Basically, petroleum is not dead dinosaurs, a lot of it is dead algae. (There are also other sources).
Thus the Permian Basin in Texas as one of our great oil fields. Named for the period about 250 to 300 million years ago when it was deposited…
Prior to The Great Oxygen Catastrophe (about 1/2 Earth’s lifetime ago) pretty much all the C in hydrocarbons & coal along with the CO2 in carbonate rocks from ocean deposits; was in the air as CO2.
https://en.wikipedia.org/wiki/Great_Oxidation_Event
So what happens when you get a lot of sequestration of CO2? Collapse of plants.
https://en.wikipedia.org/wiki/Paleoatmosphere
The only reason we are not all dead now is because subduction via plate tectonics decomposes hydrocarbons, coal, carbonate rocks, and ocean ditritus that gets down into the lava layer; and that CO2 is dumped back into the air / ocean via volcanoes, to feed the plants. Without it, plants would suck down and sequester all the CO2 to levels where they die. Then the animals die.
There are historical records from The Little Ice Age showing crops that would barely grow (even in warmer areas) and where you might get a dozen grains of wheat from one planted (instead of the dozens and hundreds we get now per one planted). CO2 dissolves a lot better in very cold ice age water…
I think humanity was very close to another of those “forest collapse” events and it was our burning of fuels and especially things like coal and oil, that have enabled a huge increase in agricultural production.
BTW, after 4.5 Billion years of fission of heavy isotopes in the Earth core and mantle, we are likely near the point where the process is running out of fuel. When (and it is a when) that happens, the planet core solidifies and we stop making atmosphere. Then we become like Mars. Mars just got there faster since it is a lot smaller with less fuel.
I’d also assert that the Faint Sun Paradox is easily solved if you figure the heat from inside the planet was a lot greater with a fresh fuel load than now at the end. So we were fission warmed when the sun was 25% more dim. This, IMHO, also explains why Jupiter and Saturn can radiate more energy than they get from the sun.

* * * * * * *

■ DIRECTIVE 1:
Answer these questions from the passage on petroleum and atmospheric CO2:
(a) Which oil field in Texas does it name?
(b) By what percentage was the sun dimmer when the planet was said to be fission warmed?
(c) Why did Mars reach that state faster?
■ DIRECTIVE 2: Please reproduce the passage on petroleum and atmospheric CO2 between "Basically, petroleum is" and "Collapse of plants.", inclusive.
■ DIRECTIVE 3: Carry on the passage on petroleum and atmospheric CO2 from its last sentence.
The material that comes next isn't needed here.

* * * * * * *

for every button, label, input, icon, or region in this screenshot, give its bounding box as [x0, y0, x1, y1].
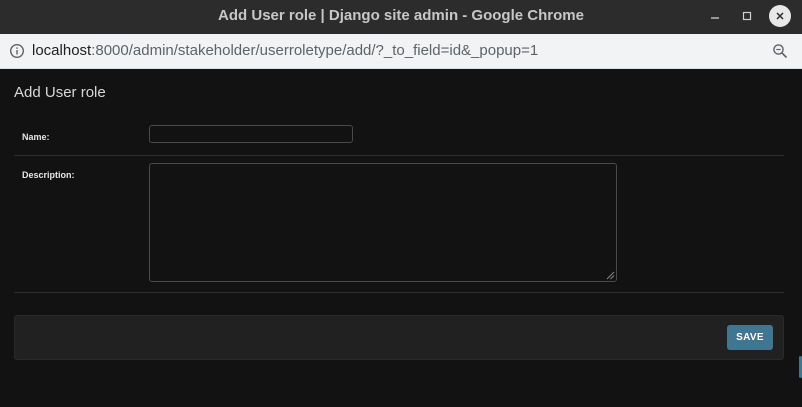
form-row-name: Name: — [14, 115, 784, 156]
url-path: :8000/admin/stakeholder/userroletype/add… — [91, 42, 539, 59]
close-icon — [776, 12, 784, 20]
page-title: Add User role — [14, 84, 106, 101]
submit-row: SAVE — [14, 315, 784, 360]
window-titlebar: Add User role | Django site admin - Goog… — [0, 0, 802, 34]
resize-grip-icon[interactable] — [606, 271, 615, 280]
minimize-button[interactable] — [704, 5, 726, 27]
form-row-description: Description: — [14, 155, 784, 293]
save-button[interactable]: SAVE — [727, 325, 773, 350]
url-text[interactable]: localhost:8000/admin/stakeholder/userrol… — [32, 34, 538, 68]
description-textarea[interactable] — [149, 163, 617, 282]
name-input[interactable] — [149, 125, 353, 143]
close-button[interactable] — [769, 5, 791, 27]
url-host: localhost — [32, 42, 92, 59]
minimize-icon — [711, 17, 719, 19]
page-content: Add User role Name: Description: SAVE — [0, 69, 802, 407]
name-label: Name: — [22, 132, 50, 142]
info-icon[interactable] — [9, 43, 25, 59]
description-label: Description: — [22, 170, 75, 180]
zoom-icon[interactable] — [772, 43, 788, 59]
maximize-button[interactable] — [736, 5, 758, 27]
address-bar[interactable]: localhost:8000/admin/stakeholder/userrol… — [0, 34, 802, 69]
maximize-icon — [742, 11, 752, 21]
window-title: Add User role | Django site admin - Goog… — [218, 7, 584, 24]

* * * * * * *

■ OUTPUT 1:
(a) The Permian Basin.
(b) 25%.
(c) Because it is a lot smaller, with less fuel.

■ OUTPUT 2:
Basically, petroleum is not dead dinosaurs, a lot of it is dead algae. (There are also other sources).
Thus the Permian Basin in Texas as one of our great oil fields. Named for the period about 250 to 300 million years ago when it was deposited…
Prior to The Great Oxygen Catastrophe (about 1/2 Earth’s lifetime ago) pretty much all the C in hydrocarbons & coal along with the CO2 in carbonate rocks from ocean deposits; was in the air as CO2.
https://en.wikipedia.org/wiki/Great_Oxidation_Event
So what happens when you get a lot of sequestration of CO2? Collapse of plants.

■ OUTPUT 3:
We are in a race condition to get off this rock and into space as a space faring species and it seems that only Elon “gets that”.
FWIW, I think this is also a partial answer to the Fermi Paradox. Intelligent Life only reached a technological level on this planet near the very end of the planet life cycle. Slightly smaller planets, or slightly less initial load of heavy radioactive elements (U, Th, etc.) and we would not have been warm enough for the early start. Then would have burned out before reaching this stage. Much bigger and we have a much harder time getting off of the planet with rockets. The early stage is even more volcanic and that lasts longer, cooking a lot of early life attempts and holding off any oxygenation event. Basically, a Rare Earth hypothesis seasoned with a race condition of supernova fusion fuel in the planetary cores. So you need just the right balance of previous supernova providing elements, just the right sun composition and size for longer solar life, and just the right planet sizes and compositions to get a nice long warm wet life as the star evolves… and get intelligent life evolved soon enough to develop space travel before it all collapses… on a not-too-big and not-too-small planet..
@EM
So you need just the right… everything.
Reminds me of Paul Davies’ book – “The Goldilocks Enigma” or “Cosmic Jackpot”
In Cosmic Jackpot, Davies argues that certain universal fundamental physical constants are precisely adjusted to make life in the Universe possible: that we have, in a sense, won a “cosmic jackpot,” and that conditions are “just right” for life, as in The Story of the Three Bears. As Davies writes elsewhere, “There is now broad agreement among physicists and cosmologists that the universe is in several respects ‘fine-tuned’ for life.
https://en.wikipedia.org/wiki/Cosmic_Jackpot
It’s the kind of book that germinates lots of seed-ideas even in extremely old minds (like mine) ;-)
@EM and Keth. Thanks for the enlightenment.
E.M. @ May 25.5.26.
Re sequestration and shortage of carbon, I luved yr post “Get Wood” forget where/when…. are you able to post a link to it? Thx.
@Beth:
This one?
Link: https://chiefio.wordpress.com/2010/10/10/got-wood/
E.M. Thank you, that is the one. Ask yr permission post it
where approprite.
beththeserf.
@Beth:
Feel free. Links encouraged, but lots of quotes to get the message out is more important.
The simple fact is that a little math makes it clear that plants suck down all the CO2 in the air until limited at low levels. Volcanoes (and out gassing from the oceans that also are fed by volcanoes and mid ocean ridges) are the only things keeping the entire ecosystem alive by freeing CO2 from the rocks and ocean bottom junk.
Getting more people to understand that is a positive good.
Thx E.M. What I like about Get Wood, is the vivid image of the
sequestration process in naychur that it presents and then the maths.
It’s compellingly clear. :)
EM – though OT for germinating seeds, the Rare Earth might also require a relatively large Moon to provide high-enough tides to concentrate the chemical brew trapped in tidal pools. A bit of stirring the broth.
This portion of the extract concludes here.